Given problem
Output only the lines from the line holding "Read all visible content and emit it as JSON." through the close of the records, exactly as they appear, with all pictures omitted.

-=-=-=-=-

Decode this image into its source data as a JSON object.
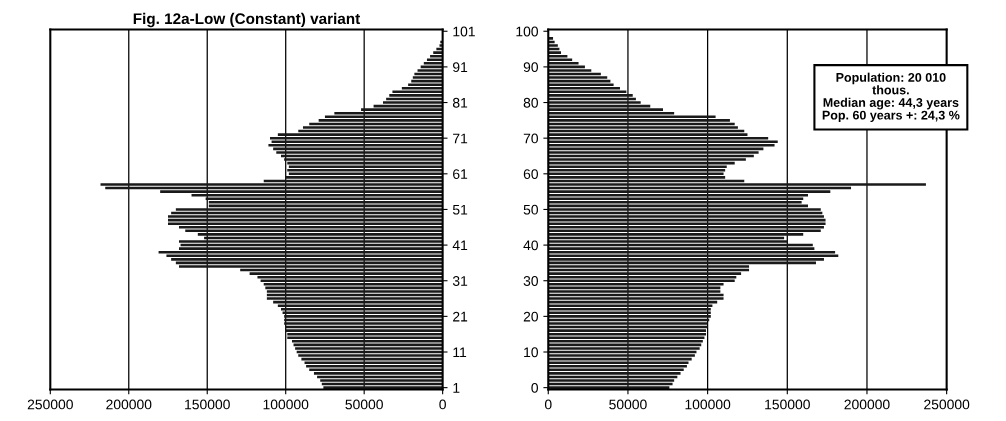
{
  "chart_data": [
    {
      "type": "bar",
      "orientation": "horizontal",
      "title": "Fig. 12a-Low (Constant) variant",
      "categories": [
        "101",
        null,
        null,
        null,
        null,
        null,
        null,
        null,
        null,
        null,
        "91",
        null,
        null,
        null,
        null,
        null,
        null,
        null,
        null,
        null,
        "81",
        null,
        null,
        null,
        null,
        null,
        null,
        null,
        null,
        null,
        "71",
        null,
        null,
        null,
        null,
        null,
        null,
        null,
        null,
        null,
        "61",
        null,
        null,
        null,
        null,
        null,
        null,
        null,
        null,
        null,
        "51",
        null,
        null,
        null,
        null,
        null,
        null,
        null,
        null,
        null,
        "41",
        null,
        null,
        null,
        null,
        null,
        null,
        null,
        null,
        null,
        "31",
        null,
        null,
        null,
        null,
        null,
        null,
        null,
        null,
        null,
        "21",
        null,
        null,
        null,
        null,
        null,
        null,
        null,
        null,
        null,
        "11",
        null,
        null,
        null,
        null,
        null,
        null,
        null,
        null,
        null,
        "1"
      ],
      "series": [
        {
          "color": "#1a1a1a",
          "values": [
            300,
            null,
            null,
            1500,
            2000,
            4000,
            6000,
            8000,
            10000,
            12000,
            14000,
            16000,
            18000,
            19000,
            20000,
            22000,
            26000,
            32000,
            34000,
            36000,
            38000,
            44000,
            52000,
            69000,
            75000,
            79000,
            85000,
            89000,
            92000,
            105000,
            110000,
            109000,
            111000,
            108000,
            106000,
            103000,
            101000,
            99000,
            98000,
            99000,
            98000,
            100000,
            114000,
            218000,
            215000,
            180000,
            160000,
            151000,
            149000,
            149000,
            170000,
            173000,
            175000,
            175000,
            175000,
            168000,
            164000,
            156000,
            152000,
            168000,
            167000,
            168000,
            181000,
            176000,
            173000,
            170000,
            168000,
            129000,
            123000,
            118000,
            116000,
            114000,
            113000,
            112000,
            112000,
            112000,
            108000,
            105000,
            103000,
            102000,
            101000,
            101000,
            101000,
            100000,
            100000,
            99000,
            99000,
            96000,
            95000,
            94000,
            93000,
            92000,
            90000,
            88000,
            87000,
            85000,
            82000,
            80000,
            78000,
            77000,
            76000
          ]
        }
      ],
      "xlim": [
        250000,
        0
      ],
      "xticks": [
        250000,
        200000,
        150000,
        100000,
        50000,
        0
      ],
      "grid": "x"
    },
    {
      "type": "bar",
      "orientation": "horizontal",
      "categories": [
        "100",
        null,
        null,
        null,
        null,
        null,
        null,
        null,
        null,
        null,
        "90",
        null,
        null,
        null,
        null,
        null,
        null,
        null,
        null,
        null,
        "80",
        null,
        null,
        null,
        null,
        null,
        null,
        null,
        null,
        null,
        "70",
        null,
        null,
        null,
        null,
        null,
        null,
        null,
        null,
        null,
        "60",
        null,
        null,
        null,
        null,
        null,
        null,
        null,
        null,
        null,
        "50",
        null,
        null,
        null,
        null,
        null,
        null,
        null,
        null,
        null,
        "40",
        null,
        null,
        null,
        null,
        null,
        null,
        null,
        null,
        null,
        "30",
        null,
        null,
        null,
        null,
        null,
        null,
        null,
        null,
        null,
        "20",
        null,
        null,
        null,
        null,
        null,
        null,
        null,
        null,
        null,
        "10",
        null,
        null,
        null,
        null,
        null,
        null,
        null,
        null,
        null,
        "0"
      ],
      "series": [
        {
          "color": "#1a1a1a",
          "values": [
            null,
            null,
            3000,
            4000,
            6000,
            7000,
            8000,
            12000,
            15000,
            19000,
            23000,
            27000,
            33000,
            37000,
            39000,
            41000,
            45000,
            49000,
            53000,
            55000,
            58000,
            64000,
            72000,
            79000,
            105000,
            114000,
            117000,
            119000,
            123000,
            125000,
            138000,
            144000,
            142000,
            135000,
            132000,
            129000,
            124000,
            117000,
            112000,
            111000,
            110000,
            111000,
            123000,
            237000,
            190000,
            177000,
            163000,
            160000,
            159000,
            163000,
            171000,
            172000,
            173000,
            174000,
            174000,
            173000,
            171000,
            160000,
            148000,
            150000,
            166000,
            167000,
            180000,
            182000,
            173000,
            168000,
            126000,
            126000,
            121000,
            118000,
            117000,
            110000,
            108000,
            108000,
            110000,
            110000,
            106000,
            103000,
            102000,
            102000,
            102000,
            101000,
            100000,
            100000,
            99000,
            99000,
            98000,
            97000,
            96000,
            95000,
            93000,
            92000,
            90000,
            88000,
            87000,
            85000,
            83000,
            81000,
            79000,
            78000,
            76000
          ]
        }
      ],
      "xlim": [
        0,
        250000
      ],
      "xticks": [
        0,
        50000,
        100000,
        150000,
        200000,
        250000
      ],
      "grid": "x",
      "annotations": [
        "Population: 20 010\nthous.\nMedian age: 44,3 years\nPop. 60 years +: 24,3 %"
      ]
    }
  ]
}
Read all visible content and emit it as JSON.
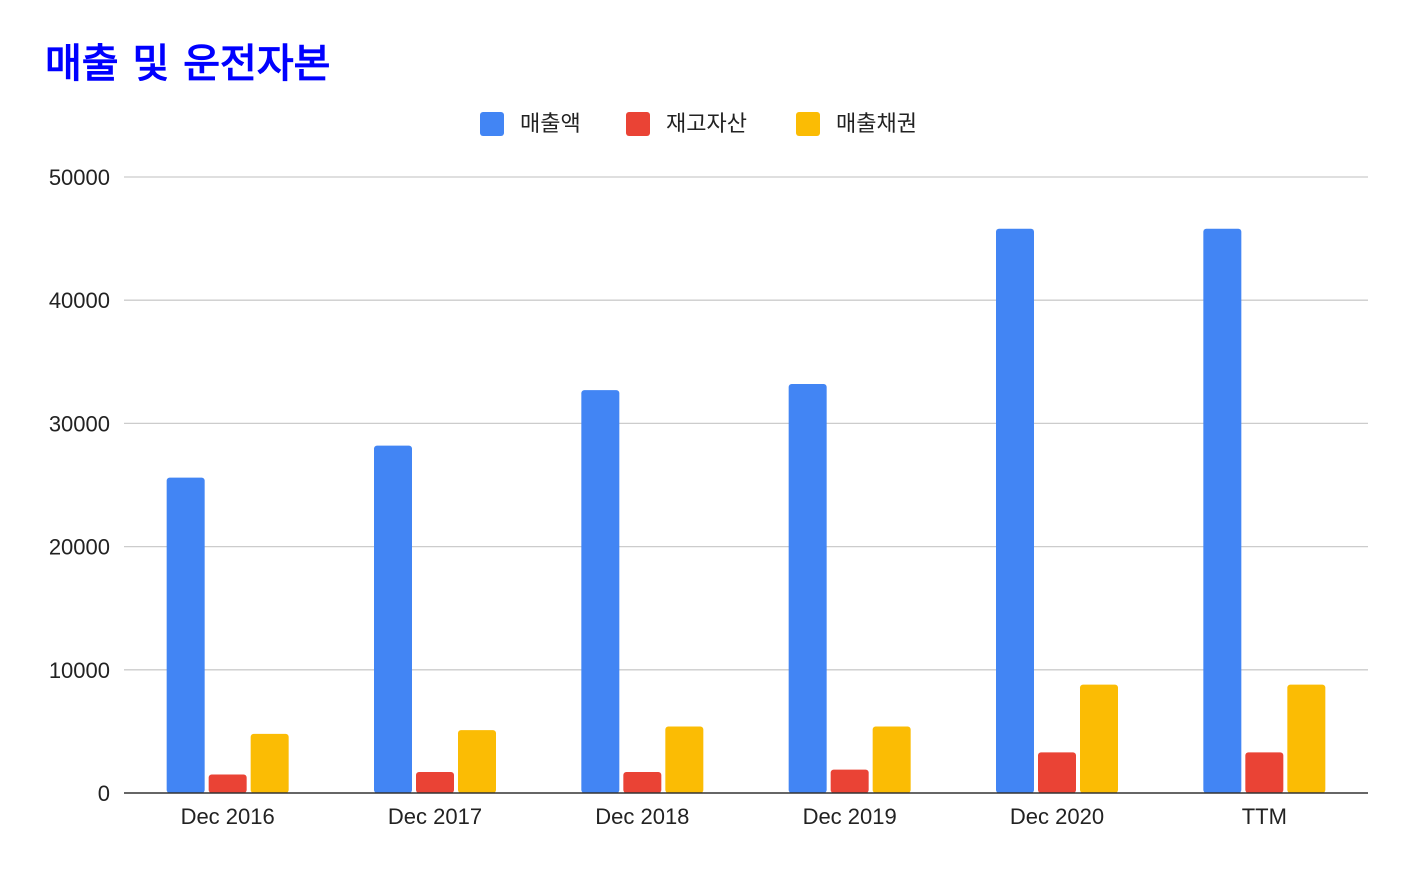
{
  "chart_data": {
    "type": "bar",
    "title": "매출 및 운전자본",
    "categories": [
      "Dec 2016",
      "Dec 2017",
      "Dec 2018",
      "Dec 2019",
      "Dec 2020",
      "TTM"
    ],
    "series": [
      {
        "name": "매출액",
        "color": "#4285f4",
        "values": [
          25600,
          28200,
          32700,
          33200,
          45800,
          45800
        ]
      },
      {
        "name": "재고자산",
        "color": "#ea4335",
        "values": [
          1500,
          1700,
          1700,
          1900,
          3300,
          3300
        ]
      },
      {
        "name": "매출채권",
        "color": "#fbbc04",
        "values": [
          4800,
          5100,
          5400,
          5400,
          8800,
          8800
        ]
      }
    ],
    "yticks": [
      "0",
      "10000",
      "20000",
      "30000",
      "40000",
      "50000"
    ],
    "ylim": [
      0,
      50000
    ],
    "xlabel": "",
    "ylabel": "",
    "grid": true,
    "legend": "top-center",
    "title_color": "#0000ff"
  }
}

-=-=-=-=-

Solution to the exercise
Read all visible content and emit it as JSON.
{
  "chart_data": {
    "type": "bar",
    "title": "매출 및 운전자본",
    "categories": [
      "Dec 2016",
      "Dec 2017",
      "Dec 2018",
      "Dec 2019",
      "Dec 2020",
      "TTM"
    ],
    "series": [
      {
        "name": "매출액",
        "color": "#4285f4",
        "values": [
          25600,
          28200,
          32700,
          33200,
          45800,
          45800
        ]
      },
      {
        "name": "재고자산",
        "color": "#ea4335",
        "values": [
          1500,
          1700,
          1700,
          1900,
          3300,
          3300
        ]
      },
      {
        "name": "매출채권",
        "color": "#fbbc04",
        "values": [
          4800,
          5100,
          5400,
          5400,
          8800,
          8800
        ]
      }
    ],
    "yticks": [
      "0",
      "10000",
      "20000",
      "30000",
      "40000",
      "50000"
    ],
    "ylim": [
      0,
      50000
    ],
    "xlabel": "",
    "ylabel": "",
    "grid": true,
    "legend": "top-center",
    "title_color": "#0000ff"
  }
}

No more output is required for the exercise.